▶ What you have to do: Starting with the line containing "Extract all elements" and going on through the line containing "menu-separator [813, 585, 1009, 586]", set out those lines as a numbered list. Skip any blank lines and leave the pictures out.

▶ Data to use:
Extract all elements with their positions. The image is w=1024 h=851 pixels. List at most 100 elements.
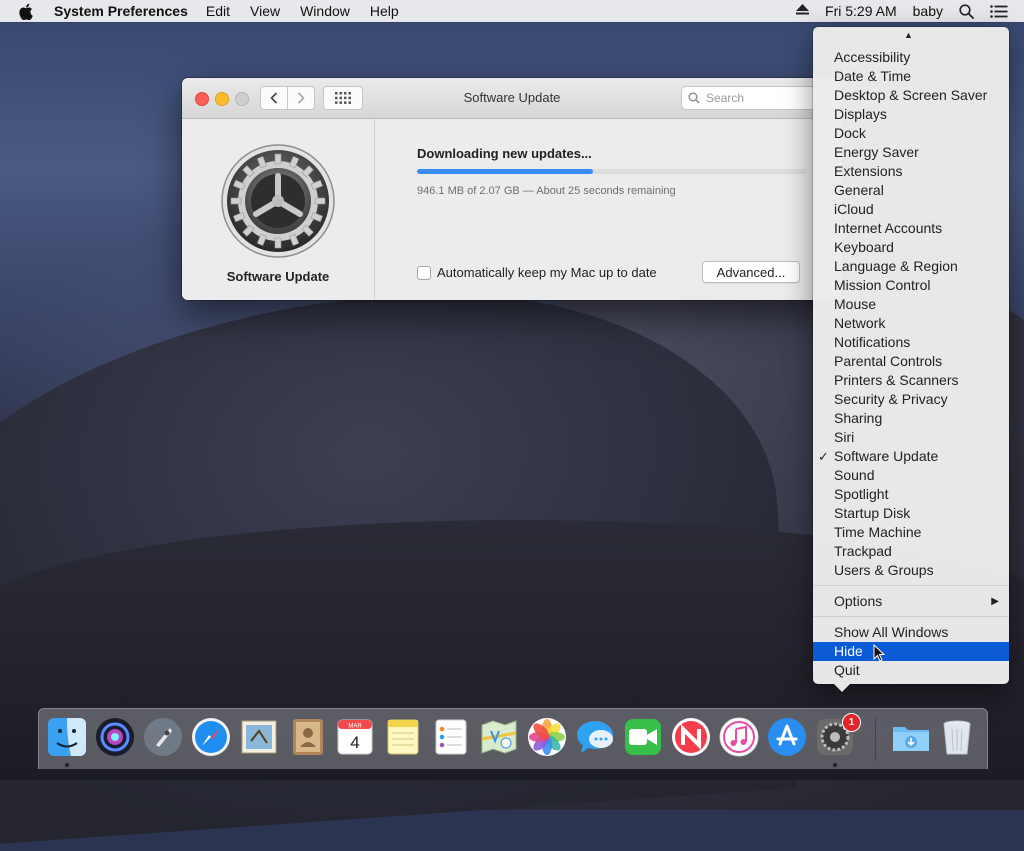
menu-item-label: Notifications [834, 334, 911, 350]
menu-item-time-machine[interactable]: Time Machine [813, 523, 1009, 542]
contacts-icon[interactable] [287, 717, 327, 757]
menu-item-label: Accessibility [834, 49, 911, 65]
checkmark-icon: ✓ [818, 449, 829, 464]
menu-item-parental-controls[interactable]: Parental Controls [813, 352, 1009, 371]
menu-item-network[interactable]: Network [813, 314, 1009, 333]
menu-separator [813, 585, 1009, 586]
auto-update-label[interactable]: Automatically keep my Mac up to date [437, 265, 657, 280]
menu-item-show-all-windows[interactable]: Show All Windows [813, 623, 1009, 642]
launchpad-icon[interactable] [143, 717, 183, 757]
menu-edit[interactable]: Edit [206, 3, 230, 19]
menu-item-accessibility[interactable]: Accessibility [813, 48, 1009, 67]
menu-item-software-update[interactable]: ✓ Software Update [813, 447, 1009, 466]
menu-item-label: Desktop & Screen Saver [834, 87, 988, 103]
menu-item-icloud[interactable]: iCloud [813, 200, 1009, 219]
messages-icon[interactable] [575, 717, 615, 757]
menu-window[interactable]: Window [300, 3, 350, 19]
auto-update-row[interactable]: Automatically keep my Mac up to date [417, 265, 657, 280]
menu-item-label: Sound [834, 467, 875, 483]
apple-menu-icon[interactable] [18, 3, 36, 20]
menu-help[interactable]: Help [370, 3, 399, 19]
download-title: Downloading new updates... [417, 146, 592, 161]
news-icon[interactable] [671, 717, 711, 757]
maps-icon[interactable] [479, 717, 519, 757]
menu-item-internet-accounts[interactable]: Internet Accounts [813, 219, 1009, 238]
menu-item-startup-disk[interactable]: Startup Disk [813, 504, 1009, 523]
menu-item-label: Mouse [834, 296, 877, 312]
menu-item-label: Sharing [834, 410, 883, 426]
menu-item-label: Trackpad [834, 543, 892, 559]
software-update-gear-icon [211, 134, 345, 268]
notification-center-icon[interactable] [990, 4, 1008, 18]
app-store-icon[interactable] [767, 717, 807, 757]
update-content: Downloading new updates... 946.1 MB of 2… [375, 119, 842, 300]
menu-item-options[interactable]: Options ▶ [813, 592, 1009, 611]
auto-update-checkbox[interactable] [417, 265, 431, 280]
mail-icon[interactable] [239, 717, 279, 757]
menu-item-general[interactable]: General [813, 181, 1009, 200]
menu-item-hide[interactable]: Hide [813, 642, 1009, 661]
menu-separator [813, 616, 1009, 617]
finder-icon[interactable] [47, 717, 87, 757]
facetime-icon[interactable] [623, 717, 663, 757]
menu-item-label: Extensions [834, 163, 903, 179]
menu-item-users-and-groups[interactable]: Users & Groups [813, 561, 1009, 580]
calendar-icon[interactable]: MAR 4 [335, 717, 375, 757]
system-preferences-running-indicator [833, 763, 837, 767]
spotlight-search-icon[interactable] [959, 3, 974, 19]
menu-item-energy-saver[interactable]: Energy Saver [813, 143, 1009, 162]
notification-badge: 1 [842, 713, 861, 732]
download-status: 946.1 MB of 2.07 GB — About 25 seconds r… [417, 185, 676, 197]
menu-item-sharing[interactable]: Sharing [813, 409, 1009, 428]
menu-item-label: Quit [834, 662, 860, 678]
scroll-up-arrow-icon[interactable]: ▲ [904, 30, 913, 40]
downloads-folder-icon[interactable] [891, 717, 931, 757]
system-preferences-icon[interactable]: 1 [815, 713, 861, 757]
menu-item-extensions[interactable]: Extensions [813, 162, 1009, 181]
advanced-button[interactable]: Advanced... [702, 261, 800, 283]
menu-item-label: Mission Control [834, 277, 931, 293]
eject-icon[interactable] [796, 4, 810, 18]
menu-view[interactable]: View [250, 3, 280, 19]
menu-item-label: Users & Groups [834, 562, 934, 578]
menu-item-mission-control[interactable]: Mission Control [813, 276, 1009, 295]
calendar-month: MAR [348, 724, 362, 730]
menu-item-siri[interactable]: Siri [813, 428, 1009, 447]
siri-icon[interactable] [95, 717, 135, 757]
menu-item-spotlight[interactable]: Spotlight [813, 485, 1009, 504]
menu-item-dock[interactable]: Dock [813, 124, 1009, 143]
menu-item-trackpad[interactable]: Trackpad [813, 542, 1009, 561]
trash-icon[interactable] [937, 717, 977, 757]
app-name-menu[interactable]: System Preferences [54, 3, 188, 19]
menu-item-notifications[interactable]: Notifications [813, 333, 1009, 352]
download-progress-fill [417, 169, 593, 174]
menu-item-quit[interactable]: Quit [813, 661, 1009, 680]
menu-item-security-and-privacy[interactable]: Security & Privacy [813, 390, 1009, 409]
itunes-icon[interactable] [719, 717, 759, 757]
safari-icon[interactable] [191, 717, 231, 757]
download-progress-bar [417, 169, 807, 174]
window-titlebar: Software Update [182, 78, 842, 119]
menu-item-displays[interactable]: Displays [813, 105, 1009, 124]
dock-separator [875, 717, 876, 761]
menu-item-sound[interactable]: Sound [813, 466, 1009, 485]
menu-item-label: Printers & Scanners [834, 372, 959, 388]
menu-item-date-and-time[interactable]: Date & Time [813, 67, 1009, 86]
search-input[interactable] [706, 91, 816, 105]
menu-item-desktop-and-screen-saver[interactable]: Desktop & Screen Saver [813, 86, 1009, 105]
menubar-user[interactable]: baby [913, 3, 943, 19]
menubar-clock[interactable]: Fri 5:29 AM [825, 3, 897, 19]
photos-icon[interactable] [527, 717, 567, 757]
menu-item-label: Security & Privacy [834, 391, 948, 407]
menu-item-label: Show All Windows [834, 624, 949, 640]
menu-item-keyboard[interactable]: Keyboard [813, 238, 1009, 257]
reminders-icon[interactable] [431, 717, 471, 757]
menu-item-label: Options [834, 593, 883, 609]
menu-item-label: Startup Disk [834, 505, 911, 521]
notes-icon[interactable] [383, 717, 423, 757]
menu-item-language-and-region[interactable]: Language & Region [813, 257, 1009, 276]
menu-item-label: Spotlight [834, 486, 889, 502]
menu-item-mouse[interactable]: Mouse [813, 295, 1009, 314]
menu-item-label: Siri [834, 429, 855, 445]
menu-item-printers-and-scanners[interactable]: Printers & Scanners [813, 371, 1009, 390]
...
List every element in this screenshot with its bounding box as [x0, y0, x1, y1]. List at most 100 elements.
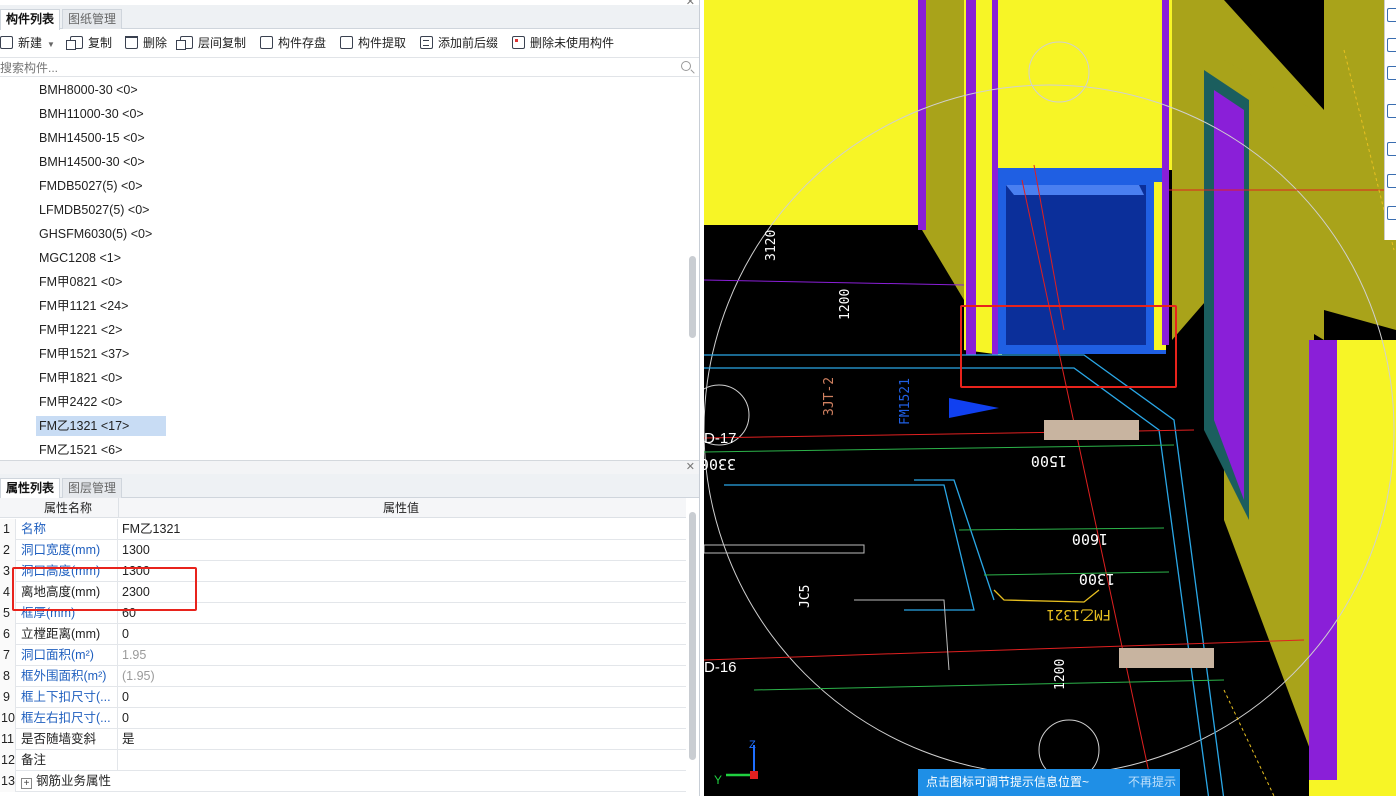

▶ Task result:
1. Extract all elements with their positions. The image is w=1024 h=851 pixels. List at most 100 elements.
2. menu-item-label: Notifications [834, 334, 911, 350]
3. menu-item-time-machine[interactable]: Time Machine [813, 523, 1009, 542]
4. contacts-icon[interactable] [287, 717, 327, 757]
5. menu-item-label: Accessibility [834, 49, 911, 65]
6. checkmark-icon: ✓ [818, 449, 829, 464]
7. menu-item-parental-controls[interactable]: Parental Controls [813, 352, 1009, 371]
8. menu-item-network[interactable]: Network [813, 314, 1009, 333]
9. menu-separator [813, 585, 1009, 586]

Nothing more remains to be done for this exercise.